------ Exercise materials ------
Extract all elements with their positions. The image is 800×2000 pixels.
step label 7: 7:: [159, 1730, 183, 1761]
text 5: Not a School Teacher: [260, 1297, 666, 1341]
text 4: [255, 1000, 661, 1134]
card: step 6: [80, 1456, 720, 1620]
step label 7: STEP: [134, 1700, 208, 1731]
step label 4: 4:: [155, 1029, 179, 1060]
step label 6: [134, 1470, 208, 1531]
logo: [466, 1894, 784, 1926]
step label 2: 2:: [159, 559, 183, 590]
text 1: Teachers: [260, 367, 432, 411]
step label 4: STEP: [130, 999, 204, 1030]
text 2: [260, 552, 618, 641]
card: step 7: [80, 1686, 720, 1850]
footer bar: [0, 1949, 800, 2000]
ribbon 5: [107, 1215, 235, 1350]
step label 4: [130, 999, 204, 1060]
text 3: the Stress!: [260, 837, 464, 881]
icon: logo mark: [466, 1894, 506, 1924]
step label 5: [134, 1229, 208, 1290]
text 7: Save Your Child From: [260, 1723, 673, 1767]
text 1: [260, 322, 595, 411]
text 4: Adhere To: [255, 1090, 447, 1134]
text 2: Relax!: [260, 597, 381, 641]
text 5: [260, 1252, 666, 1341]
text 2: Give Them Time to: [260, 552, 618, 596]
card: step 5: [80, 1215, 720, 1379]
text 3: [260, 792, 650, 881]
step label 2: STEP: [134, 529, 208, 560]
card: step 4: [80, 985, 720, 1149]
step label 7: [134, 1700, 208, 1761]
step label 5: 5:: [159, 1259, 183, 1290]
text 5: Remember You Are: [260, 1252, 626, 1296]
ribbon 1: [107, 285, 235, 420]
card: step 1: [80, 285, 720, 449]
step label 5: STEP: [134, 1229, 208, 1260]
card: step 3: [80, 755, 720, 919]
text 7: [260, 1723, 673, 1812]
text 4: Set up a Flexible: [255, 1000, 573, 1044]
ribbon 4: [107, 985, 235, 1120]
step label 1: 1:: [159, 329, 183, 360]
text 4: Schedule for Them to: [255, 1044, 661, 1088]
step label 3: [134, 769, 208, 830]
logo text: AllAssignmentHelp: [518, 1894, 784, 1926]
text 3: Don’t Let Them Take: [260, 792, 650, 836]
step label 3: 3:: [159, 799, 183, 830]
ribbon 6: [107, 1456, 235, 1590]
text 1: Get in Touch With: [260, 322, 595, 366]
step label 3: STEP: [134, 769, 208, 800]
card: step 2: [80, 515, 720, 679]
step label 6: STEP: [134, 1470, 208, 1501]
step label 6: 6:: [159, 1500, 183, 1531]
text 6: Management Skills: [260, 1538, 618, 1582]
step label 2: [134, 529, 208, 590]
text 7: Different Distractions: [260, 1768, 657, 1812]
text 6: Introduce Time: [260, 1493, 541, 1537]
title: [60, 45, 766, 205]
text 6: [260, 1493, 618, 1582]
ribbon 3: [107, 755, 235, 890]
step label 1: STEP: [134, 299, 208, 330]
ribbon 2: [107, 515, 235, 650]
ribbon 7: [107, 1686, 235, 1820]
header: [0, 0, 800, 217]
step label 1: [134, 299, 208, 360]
------
**Short problem**:
Extract every line of the material above and reproduce each one verbatim.

**Worked solution**:
Extract all elements with their positions. The image is 800×2000 pixels.
step label 7: 7:: [159, 1730, 183, 1761]
text 5: Not a School Teacher: [260, 1297, 666, 1341]
text 4: [255, 1000, 661, 1134]
card: step 6: [80, 1456, 720, 1620]
step label 7: STEP: [134, 1700, 208, 1731]
step label 4: 4:: [155, 1029, 179, 1060]
step label 6: [134, 1470, 208, 1531]
logo: [466, 1894, 784, 1926]
step label 2: 2:: [159, 559, 183, 590]
text 1: Teachers: [260, 367, 432, 411]
step label 4: STEP: [130, 999, 204, 1030]
text 2: [260, 552, 618, 641]
card: step 7: [80, 1686, 720, 1850]
footer bar: [0, 1949, 800, 2000]
ribbon 5: [107, 1215, 235, 1350]
step label 4: [130, 999, 204, 1060]
text 3: the Stress!: [260, 837, 464, 881]
icon: logo mark: [466, 1894, 506, 1924]
step label 5: [134, 1229, 208, 1290]
text 7: Save Your Child From: [260, 1723, 673, 1767]
text 1: [260, 322, 595, 411]
text 4: Adhere To: [255, 1090, 447, 1134]
text 2: Relax!: [260, 597, 381, 641]
text 5: [260, 1252, 666, 1341]
text 2: Give Them Time to: [260, 552, 618, 596]
card: step 5: [80, 1215, 720, 1379]
text 3: [260, 792, 650, 881]
step label 2: STEP: [134, 529, 208, 560]
card: step 4: [80, 985, 720, 1149]
step label 7: [134, 1700, 208, 1761]
step label 5: 5:: [159, 1259, 183, 1290]
text 5: Remember You Are: [260, 1252, 626, 1296]
ribbon 1: [107, 285, 235, 420]
card: step 1: [80, 285, 720, 449]
step label 5: STEP: [134, 1229, 208, 1260]
card: step 3: [80, 755, 720, 919]
text 7: [260, 1723, 673, 1812]
text 4: Set up a Flexible: [255, 1000, 573, 1044]
ribbon 4: [107, 985, 235, 1120]
step label 1: 1:: [159, 329, 183, 360]
text 4: Schedule for Them to: [255, 1044, 661, 1088]
step label 3: [134, 769, 208, 830]
logo text: AllAssignmentHelp: [518, 1894, 784, 1926]
text 3: Don’t Let Them Take: [260, 792, 650, 836]
step label 3: 3:: [159, 799, 183, 830]
ribbon 6: [107, 1456, 235, 1590]
text 1: Get in Touch With: [260, 322, 595, 366]
step label 3: STEP: [134, 769, 208, 800]
card: step 2: [80, 515, 720, 679]
step label 6: STEP: [134, 1470, 208, 1501]
step label 6: 6:: [159, 1500, 183, 1531]
text 6: Management Skills: [260, 1538, 618, 1582]
step label 2: [134, 529, 208, 590]
text 7: Different Distractions: [260, 1768, 657, 1812]
text 6: Introduce Time: [260, 1493, 541, 1537]
title: [60, 45, 766, 205]
text 6: [260, 1493, 618, 1582]
ribbon 3: [107, 755, 235, 890]
step label 1: STEP: [134, 299, 208, 330]
ribbon 2: [107, 515, 235, 650]
ribbon 7: [107, 1686, 235, 1820]
header: [0, 0, 800, 217]
step label 1: [134, 299, 208, 360]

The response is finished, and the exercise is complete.